[Chart and figure data]
-------------------------
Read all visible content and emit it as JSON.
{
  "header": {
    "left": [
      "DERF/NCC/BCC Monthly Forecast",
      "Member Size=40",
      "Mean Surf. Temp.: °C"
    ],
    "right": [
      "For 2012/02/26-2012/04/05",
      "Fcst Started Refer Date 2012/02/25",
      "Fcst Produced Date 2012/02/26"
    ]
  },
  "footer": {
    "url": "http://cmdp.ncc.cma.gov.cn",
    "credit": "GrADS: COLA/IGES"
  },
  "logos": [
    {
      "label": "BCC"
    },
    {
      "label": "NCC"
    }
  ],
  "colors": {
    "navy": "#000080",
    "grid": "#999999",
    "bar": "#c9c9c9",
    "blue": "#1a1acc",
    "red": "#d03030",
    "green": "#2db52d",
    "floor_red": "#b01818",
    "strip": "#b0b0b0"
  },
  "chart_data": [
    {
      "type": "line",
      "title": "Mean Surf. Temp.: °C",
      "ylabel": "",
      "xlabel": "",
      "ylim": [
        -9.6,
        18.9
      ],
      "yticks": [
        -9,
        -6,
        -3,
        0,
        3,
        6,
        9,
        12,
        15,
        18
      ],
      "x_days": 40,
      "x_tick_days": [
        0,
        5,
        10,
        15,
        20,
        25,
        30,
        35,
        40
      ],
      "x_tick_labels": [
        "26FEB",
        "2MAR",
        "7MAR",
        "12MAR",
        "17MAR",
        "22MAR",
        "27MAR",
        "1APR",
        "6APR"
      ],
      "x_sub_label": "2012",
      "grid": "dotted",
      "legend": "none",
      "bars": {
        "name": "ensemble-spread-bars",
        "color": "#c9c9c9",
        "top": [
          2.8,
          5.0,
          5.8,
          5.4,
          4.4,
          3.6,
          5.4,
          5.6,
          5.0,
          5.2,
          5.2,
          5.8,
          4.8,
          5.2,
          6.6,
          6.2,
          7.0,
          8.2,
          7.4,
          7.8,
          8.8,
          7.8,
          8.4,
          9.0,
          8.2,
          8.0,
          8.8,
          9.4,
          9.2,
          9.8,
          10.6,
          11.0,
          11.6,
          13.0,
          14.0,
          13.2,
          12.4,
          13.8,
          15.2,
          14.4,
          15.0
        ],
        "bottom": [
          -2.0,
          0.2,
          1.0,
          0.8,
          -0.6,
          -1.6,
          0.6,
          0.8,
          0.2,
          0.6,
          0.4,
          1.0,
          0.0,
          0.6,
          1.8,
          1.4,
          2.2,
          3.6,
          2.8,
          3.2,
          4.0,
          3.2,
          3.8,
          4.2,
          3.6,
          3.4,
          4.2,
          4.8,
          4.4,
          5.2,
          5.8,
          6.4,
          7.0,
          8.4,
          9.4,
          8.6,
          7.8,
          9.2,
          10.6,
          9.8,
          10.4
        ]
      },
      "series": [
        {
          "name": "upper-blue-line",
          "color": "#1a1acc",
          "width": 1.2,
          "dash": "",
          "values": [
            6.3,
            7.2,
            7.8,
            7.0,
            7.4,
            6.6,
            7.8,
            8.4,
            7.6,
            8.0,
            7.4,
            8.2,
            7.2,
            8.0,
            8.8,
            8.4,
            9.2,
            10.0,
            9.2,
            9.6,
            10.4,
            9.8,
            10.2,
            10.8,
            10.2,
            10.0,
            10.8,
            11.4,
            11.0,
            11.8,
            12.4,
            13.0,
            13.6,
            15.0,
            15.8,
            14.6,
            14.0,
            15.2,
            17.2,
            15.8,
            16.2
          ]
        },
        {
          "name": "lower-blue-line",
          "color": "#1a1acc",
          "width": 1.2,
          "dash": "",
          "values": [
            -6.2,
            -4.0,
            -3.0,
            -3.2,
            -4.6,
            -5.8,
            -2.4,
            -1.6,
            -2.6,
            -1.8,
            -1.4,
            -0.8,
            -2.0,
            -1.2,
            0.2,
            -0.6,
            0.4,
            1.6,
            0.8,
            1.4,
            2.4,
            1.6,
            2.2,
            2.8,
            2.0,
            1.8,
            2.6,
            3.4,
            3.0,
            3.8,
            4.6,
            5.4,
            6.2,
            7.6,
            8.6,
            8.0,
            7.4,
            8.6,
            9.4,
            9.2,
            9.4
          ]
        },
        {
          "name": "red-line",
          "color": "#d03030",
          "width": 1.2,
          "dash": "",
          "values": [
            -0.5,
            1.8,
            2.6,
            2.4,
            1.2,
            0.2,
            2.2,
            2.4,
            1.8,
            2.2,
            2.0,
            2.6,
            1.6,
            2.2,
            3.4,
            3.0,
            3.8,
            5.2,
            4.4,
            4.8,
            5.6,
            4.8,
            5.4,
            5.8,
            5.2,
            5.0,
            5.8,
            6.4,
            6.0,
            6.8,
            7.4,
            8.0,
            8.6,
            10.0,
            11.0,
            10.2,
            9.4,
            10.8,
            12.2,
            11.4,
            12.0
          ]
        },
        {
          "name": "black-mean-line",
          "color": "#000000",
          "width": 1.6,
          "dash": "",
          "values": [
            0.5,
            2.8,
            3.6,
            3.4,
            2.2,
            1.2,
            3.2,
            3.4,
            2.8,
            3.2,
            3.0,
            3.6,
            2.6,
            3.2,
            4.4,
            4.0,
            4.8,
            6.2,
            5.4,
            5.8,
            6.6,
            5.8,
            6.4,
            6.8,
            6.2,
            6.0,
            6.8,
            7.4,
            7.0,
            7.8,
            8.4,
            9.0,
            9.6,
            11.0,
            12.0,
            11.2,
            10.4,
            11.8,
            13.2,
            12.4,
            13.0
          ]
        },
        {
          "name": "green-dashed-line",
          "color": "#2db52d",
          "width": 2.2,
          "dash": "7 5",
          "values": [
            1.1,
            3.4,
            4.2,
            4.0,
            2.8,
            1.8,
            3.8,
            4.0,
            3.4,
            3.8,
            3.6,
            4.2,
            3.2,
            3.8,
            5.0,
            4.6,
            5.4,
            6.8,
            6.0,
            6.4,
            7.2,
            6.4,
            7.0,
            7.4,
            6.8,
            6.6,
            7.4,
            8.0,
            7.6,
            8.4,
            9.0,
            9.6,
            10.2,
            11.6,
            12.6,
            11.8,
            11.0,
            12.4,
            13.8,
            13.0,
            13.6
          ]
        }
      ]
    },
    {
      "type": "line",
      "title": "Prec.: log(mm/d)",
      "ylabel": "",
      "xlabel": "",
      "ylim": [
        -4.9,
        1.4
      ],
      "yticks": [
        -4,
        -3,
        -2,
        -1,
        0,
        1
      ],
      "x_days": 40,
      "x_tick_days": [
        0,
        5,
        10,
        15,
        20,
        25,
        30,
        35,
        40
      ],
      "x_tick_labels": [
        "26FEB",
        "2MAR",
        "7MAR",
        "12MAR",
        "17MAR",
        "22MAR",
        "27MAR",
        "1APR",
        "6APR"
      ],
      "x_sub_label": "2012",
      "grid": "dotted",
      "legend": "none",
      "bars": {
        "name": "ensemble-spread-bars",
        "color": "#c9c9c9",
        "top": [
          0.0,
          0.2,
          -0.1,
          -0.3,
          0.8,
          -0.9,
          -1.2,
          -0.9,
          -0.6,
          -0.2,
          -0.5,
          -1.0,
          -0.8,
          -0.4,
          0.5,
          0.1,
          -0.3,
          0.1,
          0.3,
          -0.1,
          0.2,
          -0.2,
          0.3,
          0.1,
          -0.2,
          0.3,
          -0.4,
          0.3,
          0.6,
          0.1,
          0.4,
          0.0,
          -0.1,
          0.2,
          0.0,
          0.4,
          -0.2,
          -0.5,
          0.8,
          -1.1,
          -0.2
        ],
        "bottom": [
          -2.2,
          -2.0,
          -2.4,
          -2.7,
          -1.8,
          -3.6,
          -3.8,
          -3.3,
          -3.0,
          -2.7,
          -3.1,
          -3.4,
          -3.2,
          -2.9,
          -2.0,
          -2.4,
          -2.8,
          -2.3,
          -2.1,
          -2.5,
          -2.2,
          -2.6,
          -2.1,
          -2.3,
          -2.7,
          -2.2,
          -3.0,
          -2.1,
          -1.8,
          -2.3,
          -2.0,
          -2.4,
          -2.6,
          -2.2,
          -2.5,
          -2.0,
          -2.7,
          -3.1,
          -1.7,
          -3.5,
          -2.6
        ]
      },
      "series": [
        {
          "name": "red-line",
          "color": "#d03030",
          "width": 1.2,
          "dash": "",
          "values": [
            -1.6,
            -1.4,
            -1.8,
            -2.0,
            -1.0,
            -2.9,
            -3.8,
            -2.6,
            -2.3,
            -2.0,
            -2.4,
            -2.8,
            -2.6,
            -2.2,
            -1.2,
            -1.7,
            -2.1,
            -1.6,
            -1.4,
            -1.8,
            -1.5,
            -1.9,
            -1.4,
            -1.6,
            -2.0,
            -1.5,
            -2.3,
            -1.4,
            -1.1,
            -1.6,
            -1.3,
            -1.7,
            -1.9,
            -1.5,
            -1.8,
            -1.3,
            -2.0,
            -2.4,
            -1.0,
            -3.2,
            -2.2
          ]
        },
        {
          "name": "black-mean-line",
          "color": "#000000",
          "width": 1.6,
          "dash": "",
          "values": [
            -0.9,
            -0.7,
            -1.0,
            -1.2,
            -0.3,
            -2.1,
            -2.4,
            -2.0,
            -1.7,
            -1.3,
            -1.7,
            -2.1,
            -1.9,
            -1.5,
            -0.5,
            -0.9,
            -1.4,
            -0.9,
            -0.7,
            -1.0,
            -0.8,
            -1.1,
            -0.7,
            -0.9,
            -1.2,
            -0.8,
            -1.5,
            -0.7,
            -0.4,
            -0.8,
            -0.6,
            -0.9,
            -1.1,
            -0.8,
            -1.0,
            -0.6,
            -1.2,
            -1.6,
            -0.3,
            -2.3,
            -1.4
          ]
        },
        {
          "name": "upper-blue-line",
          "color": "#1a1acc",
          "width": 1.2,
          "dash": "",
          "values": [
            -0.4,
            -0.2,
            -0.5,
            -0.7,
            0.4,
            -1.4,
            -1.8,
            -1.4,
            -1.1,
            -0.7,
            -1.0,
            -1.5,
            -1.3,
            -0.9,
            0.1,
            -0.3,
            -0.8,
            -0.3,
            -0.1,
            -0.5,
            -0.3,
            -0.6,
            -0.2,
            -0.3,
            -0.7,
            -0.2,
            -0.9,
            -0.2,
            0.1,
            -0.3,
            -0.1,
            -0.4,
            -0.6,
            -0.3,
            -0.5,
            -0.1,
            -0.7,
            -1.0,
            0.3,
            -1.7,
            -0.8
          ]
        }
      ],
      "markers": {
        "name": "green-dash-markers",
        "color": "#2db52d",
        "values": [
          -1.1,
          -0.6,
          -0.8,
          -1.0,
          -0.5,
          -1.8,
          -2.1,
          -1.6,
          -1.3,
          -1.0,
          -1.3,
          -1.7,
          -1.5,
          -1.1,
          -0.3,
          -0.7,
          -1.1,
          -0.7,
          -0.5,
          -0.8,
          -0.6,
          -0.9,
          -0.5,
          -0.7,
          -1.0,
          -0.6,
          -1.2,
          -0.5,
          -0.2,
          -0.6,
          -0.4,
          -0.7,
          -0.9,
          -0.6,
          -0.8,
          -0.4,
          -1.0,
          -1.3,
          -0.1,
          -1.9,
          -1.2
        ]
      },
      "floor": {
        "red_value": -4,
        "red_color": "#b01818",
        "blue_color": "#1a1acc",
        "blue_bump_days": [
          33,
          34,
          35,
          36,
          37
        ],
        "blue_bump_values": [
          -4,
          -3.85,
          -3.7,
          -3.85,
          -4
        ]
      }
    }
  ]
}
-------------------------
- _Written instruction_
Take every line that includes the string "green" and copy it.

- _Correct output_
    "green": "#2db52d",
          "name": "green-dashed-line",
        "name": "green-dash-markers",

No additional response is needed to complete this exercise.